• [Exercise] Scan the material for the word "Подпрограмма", and copy each line where it shows up.
>> begin
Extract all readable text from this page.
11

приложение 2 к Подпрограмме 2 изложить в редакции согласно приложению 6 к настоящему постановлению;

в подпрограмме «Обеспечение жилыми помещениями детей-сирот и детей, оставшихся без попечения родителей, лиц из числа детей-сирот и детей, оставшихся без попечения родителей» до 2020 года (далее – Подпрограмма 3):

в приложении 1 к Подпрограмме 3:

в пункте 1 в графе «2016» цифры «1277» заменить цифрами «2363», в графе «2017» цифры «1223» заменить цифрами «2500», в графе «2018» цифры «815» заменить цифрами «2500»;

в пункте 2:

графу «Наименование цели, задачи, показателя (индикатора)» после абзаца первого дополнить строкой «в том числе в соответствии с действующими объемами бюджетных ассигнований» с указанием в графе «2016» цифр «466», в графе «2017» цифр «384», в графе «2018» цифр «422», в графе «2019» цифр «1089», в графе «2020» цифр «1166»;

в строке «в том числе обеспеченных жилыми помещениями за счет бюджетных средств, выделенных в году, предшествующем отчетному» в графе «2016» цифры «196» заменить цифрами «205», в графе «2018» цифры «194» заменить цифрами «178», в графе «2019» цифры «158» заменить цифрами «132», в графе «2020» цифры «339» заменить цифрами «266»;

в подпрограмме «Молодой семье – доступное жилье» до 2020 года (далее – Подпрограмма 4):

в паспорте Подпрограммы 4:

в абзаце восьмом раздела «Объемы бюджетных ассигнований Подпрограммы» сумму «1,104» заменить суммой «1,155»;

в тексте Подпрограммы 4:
>> end
• [Solution]
в подпрограмме «Обеспечение жилыми помещениями детей-сирот и детей, оставшихся без попечения родителей, лиц из числа детей-сирот и детей, оставшихся без попечения родителей» до 2020 года (далее – Подпрограмма 3):
в подпрограмме «Молодой семье – доступное жилье» до 2020 года (далее – Подпрограмма 4):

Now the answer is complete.